[BEGIN INPUT RECORDS]
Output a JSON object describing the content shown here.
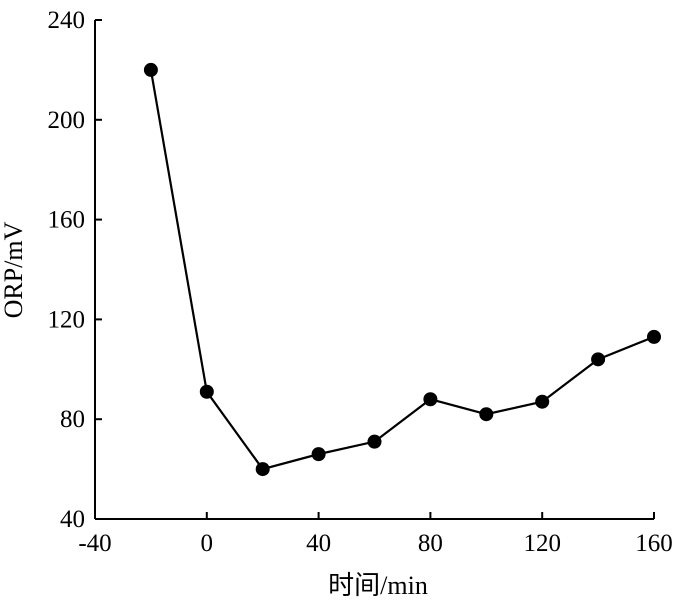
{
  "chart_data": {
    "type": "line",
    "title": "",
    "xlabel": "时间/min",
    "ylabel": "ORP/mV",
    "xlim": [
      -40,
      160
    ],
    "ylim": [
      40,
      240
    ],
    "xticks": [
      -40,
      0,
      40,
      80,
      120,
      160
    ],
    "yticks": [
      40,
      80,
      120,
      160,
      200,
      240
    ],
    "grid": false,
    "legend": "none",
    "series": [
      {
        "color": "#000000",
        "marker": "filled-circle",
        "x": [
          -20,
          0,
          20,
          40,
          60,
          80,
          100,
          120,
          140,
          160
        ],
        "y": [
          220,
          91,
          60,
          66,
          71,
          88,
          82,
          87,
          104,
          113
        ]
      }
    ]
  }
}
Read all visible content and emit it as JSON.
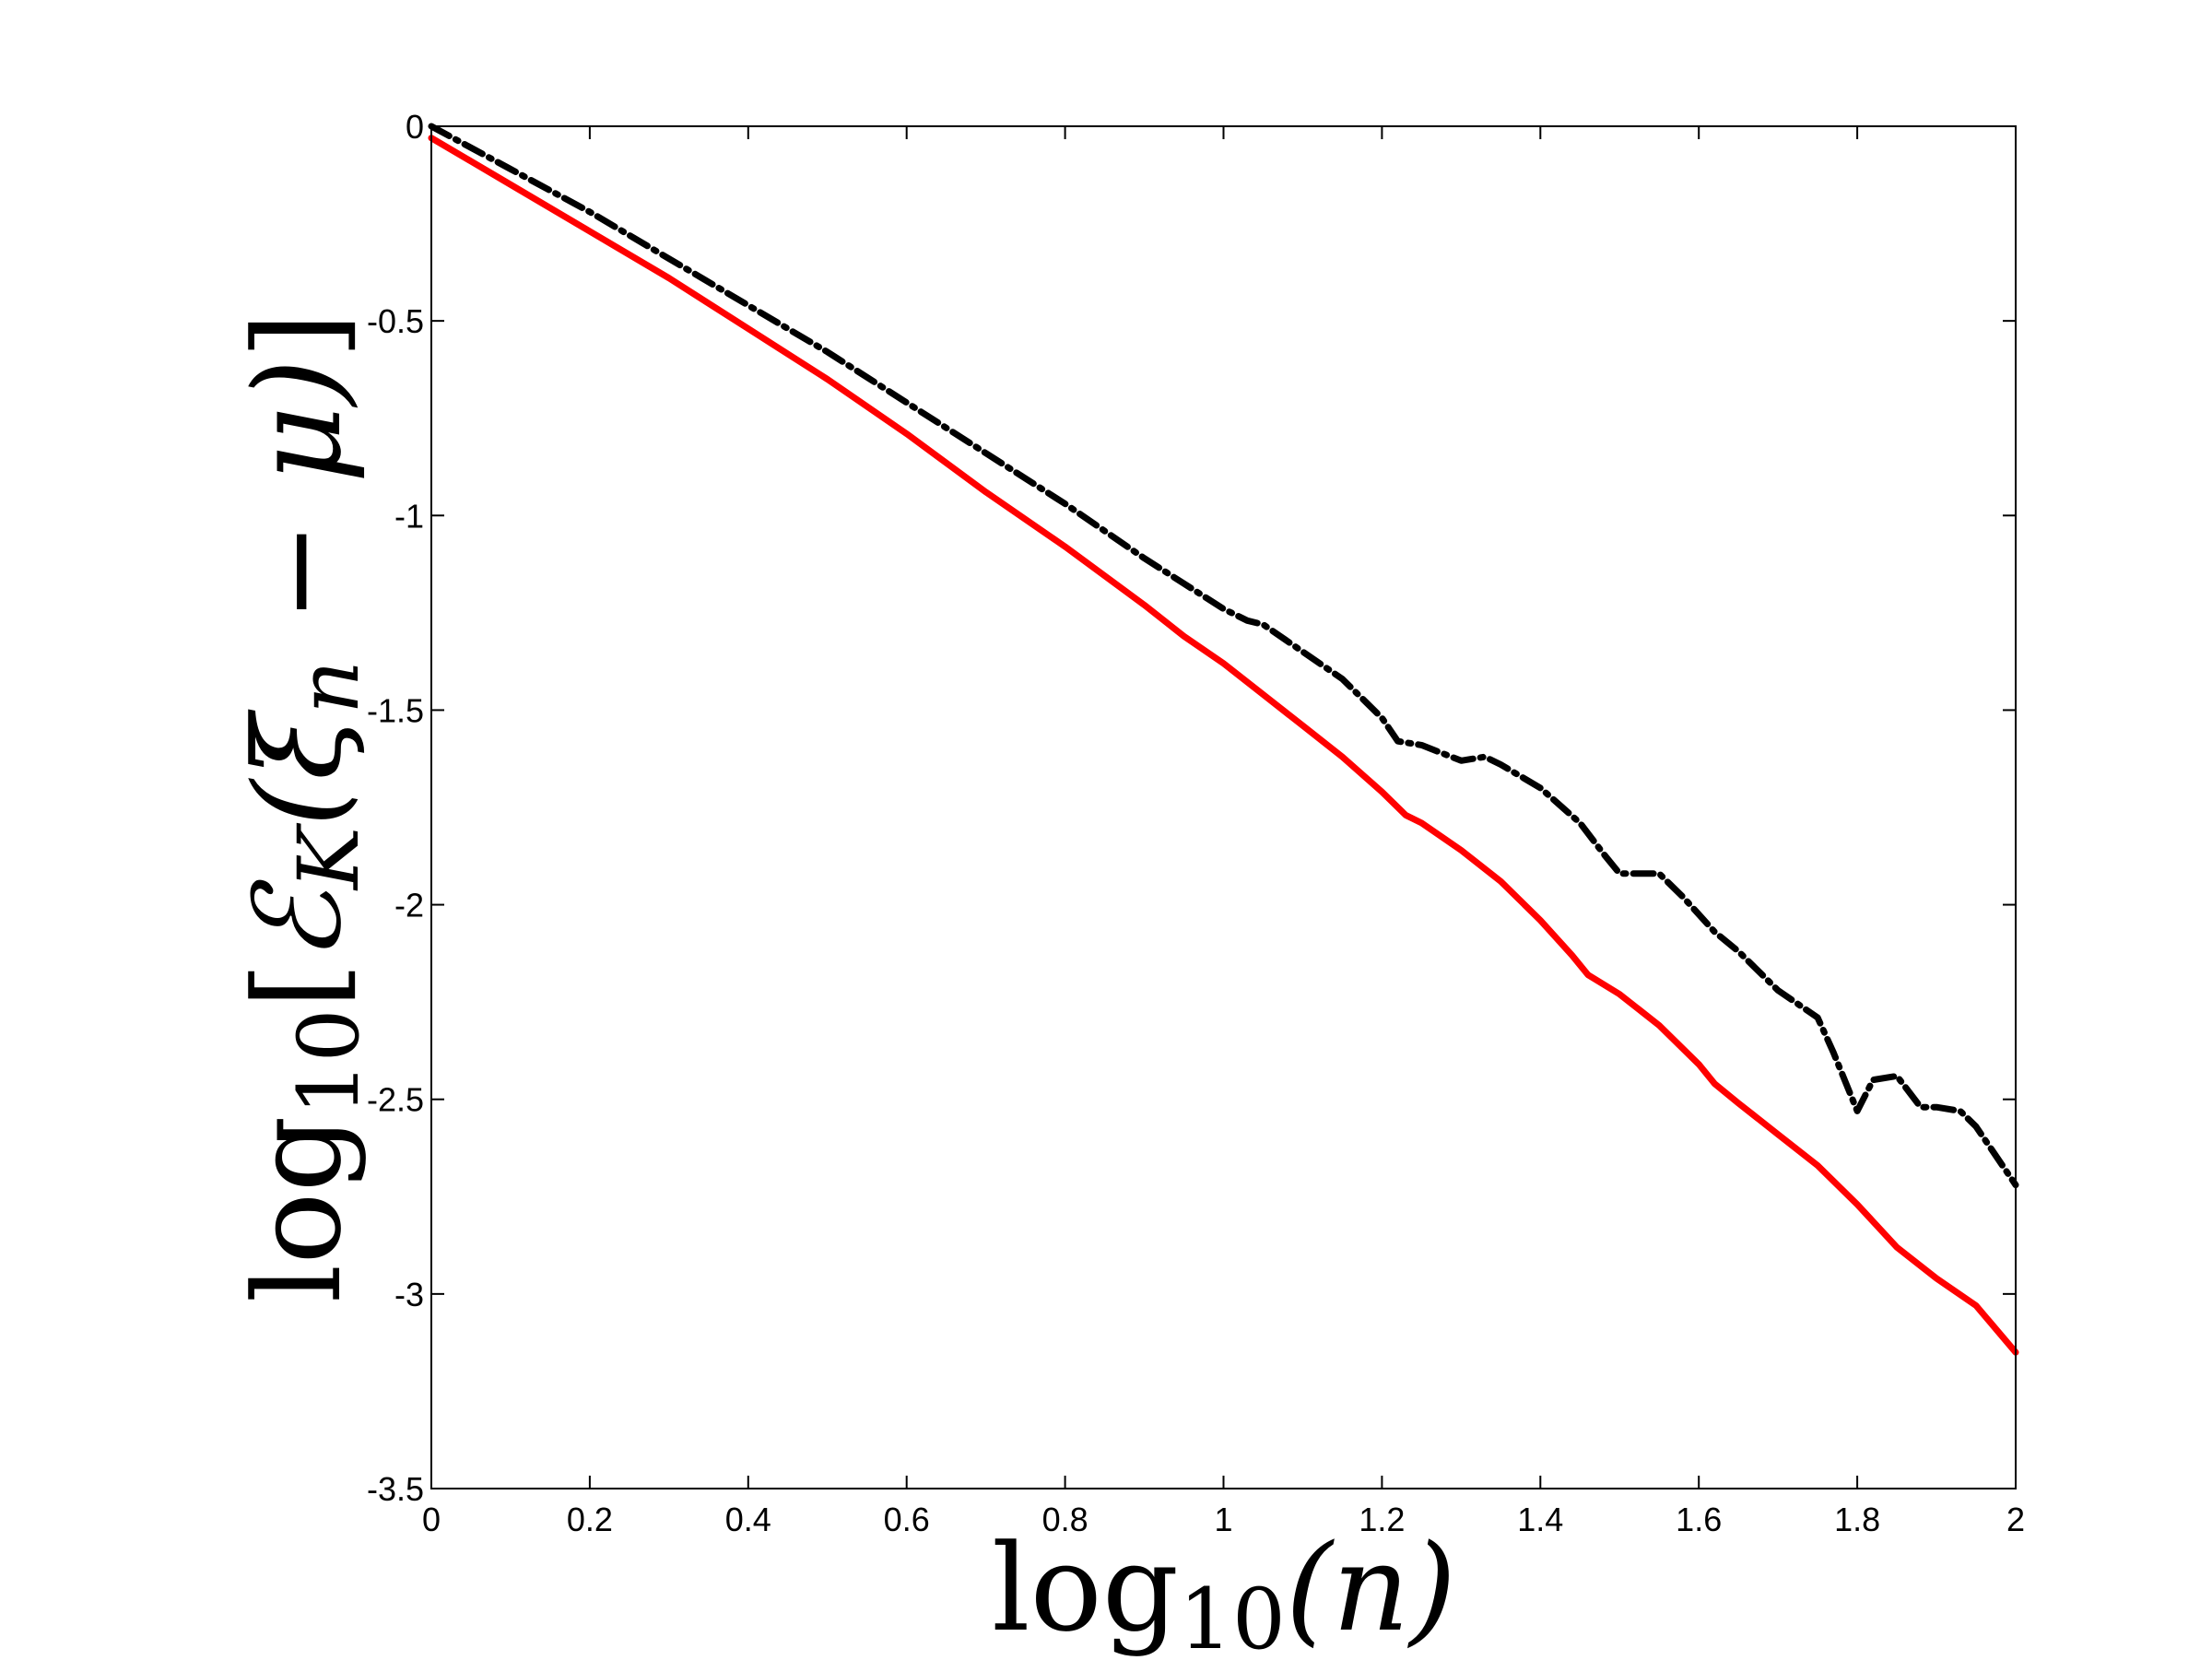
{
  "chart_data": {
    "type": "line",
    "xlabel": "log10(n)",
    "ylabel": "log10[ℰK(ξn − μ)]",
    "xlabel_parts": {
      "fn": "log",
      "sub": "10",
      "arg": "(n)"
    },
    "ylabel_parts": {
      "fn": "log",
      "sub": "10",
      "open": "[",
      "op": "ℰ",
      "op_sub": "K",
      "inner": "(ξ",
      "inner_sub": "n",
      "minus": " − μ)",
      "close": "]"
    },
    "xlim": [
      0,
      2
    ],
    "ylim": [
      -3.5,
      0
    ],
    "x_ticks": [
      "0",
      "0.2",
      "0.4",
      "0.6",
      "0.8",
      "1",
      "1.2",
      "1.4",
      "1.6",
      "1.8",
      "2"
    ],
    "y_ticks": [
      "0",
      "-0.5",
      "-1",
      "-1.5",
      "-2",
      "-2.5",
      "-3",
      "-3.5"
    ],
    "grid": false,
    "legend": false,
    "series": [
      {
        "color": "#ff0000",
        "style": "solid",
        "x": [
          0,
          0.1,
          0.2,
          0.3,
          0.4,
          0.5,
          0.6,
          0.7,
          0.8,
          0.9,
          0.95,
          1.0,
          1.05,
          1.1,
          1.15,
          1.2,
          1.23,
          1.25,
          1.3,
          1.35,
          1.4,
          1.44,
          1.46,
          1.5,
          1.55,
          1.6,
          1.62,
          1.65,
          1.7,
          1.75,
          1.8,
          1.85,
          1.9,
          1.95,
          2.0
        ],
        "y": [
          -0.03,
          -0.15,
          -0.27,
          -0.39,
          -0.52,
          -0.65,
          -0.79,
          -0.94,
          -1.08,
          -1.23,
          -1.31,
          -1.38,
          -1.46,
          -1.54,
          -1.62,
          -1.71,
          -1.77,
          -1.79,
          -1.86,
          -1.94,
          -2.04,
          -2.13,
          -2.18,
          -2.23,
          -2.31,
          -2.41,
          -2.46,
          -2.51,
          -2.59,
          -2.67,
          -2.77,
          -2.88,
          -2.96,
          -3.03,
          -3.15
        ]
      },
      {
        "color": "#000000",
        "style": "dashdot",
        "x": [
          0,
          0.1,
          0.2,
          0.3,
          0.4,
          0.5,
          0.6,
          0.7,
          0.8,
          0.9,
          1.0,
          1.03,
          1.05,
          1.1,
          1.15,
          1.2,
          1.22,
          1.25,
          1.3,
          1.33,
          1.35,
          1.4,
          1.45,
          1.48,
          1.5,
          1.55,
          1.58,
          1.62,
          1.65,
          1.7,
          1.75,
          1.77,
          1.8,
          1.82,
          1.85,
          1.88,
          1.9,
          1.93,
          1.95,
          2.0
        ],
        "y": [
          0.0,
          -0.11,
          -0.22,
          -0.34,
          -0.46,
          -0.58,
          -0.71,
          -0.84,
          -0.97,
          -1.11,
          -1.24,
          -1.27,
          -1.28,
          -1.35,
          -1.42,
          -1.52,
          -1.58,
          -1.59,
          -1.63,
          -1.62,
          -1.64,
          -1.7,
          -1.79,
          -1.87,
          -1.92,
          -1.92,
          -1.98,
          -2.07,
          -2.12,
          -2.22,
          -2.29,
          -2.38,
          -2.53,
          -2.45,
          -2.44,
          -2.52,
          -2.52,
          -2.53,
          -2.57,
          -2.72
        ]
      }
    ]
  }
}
[END INPUT RECORDS]
EXERCISE TASK: Make an exact copy of all entries above, dropping the images.

SOLUTION FOR THIS TASK:
Output a JSON object describing the content shown here.
{
  "chart_data": {
    "type": "line",
    "title": "",
    "xlabel": "时间/min",
    "ylabel": "ORP/mV",
    "xlim": [
      -40,
      160
    ],
    "ylim": [
      40,
      240
    ],
    "xticks": [
      -40,
      0,
      40,
      80,
      120,
      160
    ],
    "yticks": [
      40,
      80,
      120,
      160,
      200,
      240
    ],
    "grid": false,
    "legend": "none",
    "series": [
      {
        "color": "#000000",
        "marker": "filled-circle",
        "x": [
          -20,
          0,
          20,
          40,
          60,
          80,
          100,
          120,
          140,
          160
        ],
        "y": [
          220,
          91,
          60,
          66,
          71,
          88,
          82,
          87,
          104,
          113
        ]
      }
    ]
  }
}
Read all visible content and emit it as JSON.
{
  "chart_data": {
    "type": "line",
    "xlabel": "log10(n)",
    "ylabel": "log10[ℰK(ξn − μ)]",
    "xlabel_parts": {
      "fn": "log",
      "sub": "10",
      "arg": "(n)"
    },
    "ylabel_parts": {
      "fn": "log",
      "sub": "10",
      "open": "[",
      "op": "ℰ",
      "op_sub": "K",
      "inner": "(ξ",
      "inner_sub": "n",
      "minus": " − μ)",
      "close": "]"
    },
    "xlim": [
      0,
      2
    ],
    "ylim": [
      -3.5,
      0
    ],
    "x_ticks": [
      "0",
      "0.2",
      "0.4",
      "0.6",
      "0.8",
      "1",
      "1.2",
      "1.4",
      "1.6",
      "1.8",
      "2"
    ],
    "y_ticks": [
      "0",
      "-0.5",
      "-1",
      "-1.5",
      "-2",
      "-2.5",
      "-3",
      "-3.5"
    ],
    "grid": false,
    "legend": false,
    "series": [
      {
        "color": "#ff0000",
        "style": "solid",
        "x": [
          0,
          0.1,
          0.2,
          0.3,
          0.4,
          0.5,
          0.6,
          0.7,
          0.8,
          0.9,
          0.95,
          1.0,
          1.05,
          1.1,
          1.15,
          1.2,
          1.23,
          1.25,
          1.3,
          1.35,
          1.4,
          1.44,
          1.46,
          1.5,
          1.55,
          1.6,
          1.62,
          1.65,
          1.7,
          1.75,
          1.8,
          1.85,
          1.9,
          1.95,
          2.0
        ],
        "y": [
          -0.03,
          -0.15,
          -0.27,
          -0.39,
          -0.52,
          -0.65,
          -0.79,
          -0.94,
          -1.08,
          -1.23,
          -1.31,
          -1.38,
          -1.46,
          -1.54,
          -1.62,
          -1.71,
          -1.77,
          -1.79,
          -1.86,
          -1.94,
          -2.04,
          -2.13,
          -2.18,
          -2.23,
          -2.31,
          -2.41,
          -2.46,
          -2.51,
          -2.59,
          -2.67,
          -2.77,
          -2.88,
          -2.96,
          -3.03,
          -3.15
        ]
      },
      {
        "color": "#000000",
        "style": "dashdot",
        "x": [
          0,
          0.1,
          0.2,
          0.3,
          0.4,
          0.5,
          0.6,
          0.7,
          0.8,
          0.9,
          1.0,
          1.03,
          1.05,
          1.1,
          1.15,
          1.2,
          1.22,
          1.25,
          1.3,
          1.33,
          1.35,
          1.4,
          1.45,
          1.48,
          1.5,
          1.55,
          1.58,
          1.62,
          1.65,
          1.7,
          1.75,
          1.77,
          1.8,
          1.82,
          1.85,
          1.88,
          1.9,
          1.93,
          1.95,
          2.0
        ],
        "y": [
          0.0,
          -0.11,
          -0.22,
          -0.34,
          -0.46,
          -0.58,
          -0.71,
          -0.84,
          -0.97,
          -1.11,
          -1.24,
          -1.27,
          -1.28,
          -1.35,
          -1.42,
          -1.52,
          -1.58,
          -1.59,
          -1.63,
          -1.62,
          -1.64,
          -1.7,
          -1.79,
          -1.87,
          -1.92,
          -1.92,
          -1.98,
          -2.07,
          -2.12,
          -2.22,
          -2.29,
          -2.38,
          -2.53,
          -2.45,
          -2.44,
          -2.52,
          -2.52,
          -2.53,
          -2.57,
          -2.72
        ]
      }
    ]
  }
}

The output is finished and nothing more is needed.